**EXERCISE BRIEF:**
Lift out all lines below that contain "text".

Dataset excerpts:
--- START ---

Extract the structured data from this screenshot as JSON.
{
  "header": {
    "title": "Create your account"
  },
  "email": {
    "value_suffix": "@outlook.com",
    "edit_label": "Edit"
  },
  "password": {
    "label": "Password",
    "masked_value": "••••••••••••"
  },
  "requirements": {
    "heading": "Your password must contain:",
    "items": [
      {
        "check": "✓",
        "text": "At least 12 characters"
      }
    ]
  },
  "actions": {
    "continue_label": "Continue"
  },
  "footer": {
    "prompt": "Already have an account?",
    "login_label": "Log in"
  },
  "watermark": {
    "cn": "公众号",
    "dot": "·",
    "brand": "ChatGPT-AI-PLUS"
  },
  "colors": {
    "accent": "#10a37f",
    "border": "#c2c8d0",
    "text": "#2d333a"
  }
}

--- END ---

**OUTPUT:**
        "text": "At least 12 characters"
    "text": "#2d333a"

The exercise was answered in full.